• The exercise: Collect from the data below each line with "诚信守纪".

(Stored entries)
--- BEGIN ---

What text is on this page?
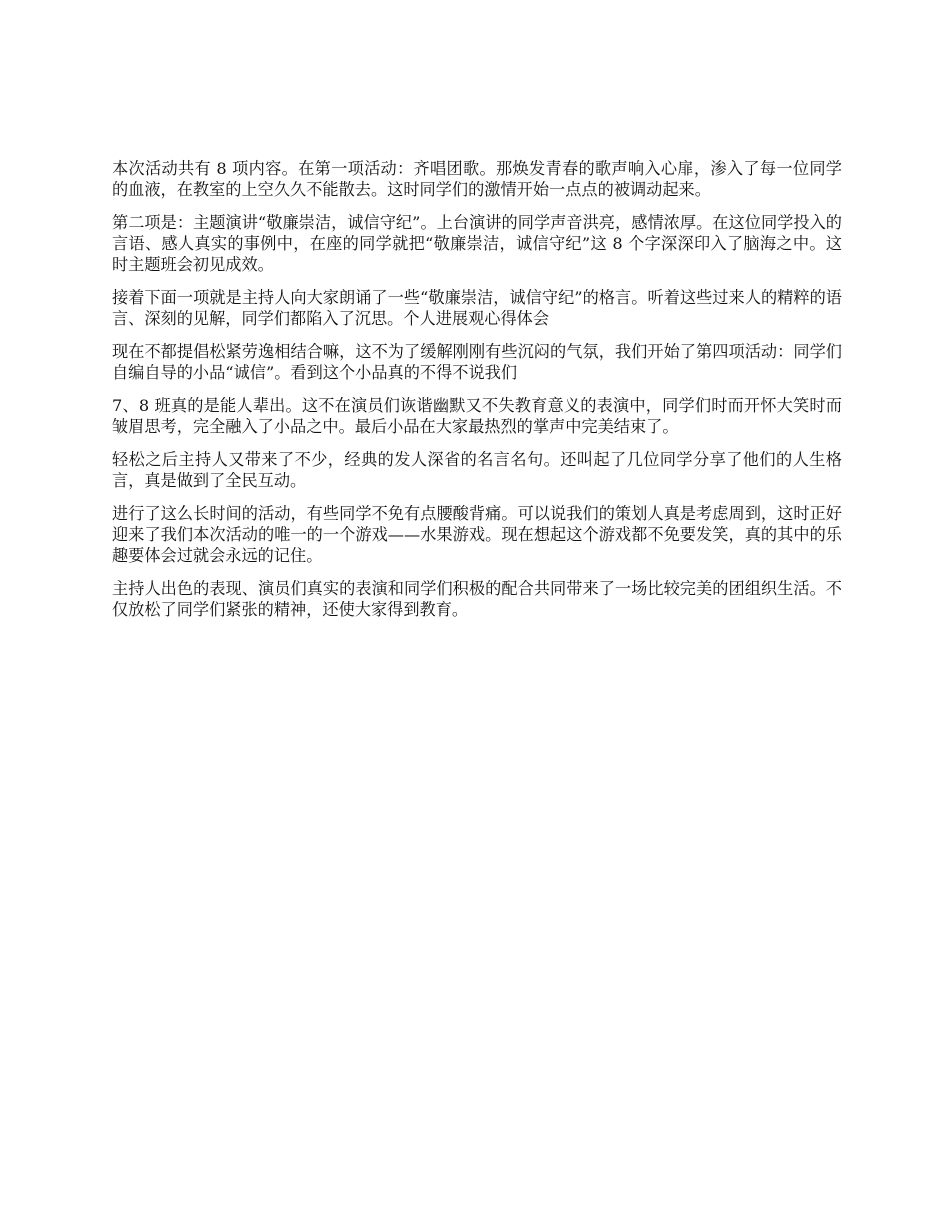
本次活动共有 8 项内容。在第一项活动：齐唱团歌。那焕发青春的歌声响入心扉，渗入了每一位同学的血液，在教室的上空久久不能散去。这时同学们的激情开始一点点的被调动起来。

第二项是：主题演讲“敬廉崇洁，诚信守纪”。上台演讲的同学声音洪亮，感情浓厚。在这位同学投入的言语、感人真实的事例中，在座的同学就把“敬廉崇洁，诚信守纪”这 8 个字深深印入了脑海之中。这时主题班会初见成效。

接着下面一项就是主持人向大家朗诵了一些“敬廉崇洁，诚信守纪”的格言。听着这些过来人的精粹的语言、深刻的见解，同学们都陷入了沉思。个人进展观心得体会

现在不都提倡松紧劳逸相结合嘛，这不为了缓解刚刚有些沉闷的气氛，我们开始了第四项活动：同学们自编自导的小品“诚信”。看到这个小品真的不得不说我们

7、8 班真的是能人辈出。这不在演员们诙谐幽默又不失教育意义的表演中，同学们时而开怀大笑时而皱眉思考，完全融入了小品之中。最后小品在大家最热烈的掌声中完美结束了。

轻松之后主持人又带来了不少，经典的发人深省的名言名句。还叫起了几位同学分享了他们的人生格言，真是做到了全民互动。

进行了这么长时间的活动，有些同学不免有点腰酸背痛。可以说我们的策划人真是考虑周到，这时正好迎来了我们本次活动的唯一的一个游戏——水果游戏。现在想起这个游戏都不免要发笑，真的其中的乐趣要体会过就会永远的记住。

主持人出色的表现、演员们真实的表演和同学们积极的配合共同带来了一场比较完美的团组织生活。不仅放松了同学们紧张的精神，还使大家得到教育。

--- END ---

• Exercise response:
第二项是：主题演讲“敬廉崇洁，诚信守纪”。上台演讲的同学声音洪亮，感情浓厚。在这位同学投入的言语、感人真实的事例中，在座的同学就把“敬廉崇洁，诚信守纪”这 8 个字深深印入了脑海之中。这时主题班会初见成效。
接着下面一项就是主持人向大家朗诵了一些“敬廉崇洁，诚信守纪”的格言。听着这些过来人的精粹的语言、深刻的见解，同学们都陷入了沉思。个人进展观心得体会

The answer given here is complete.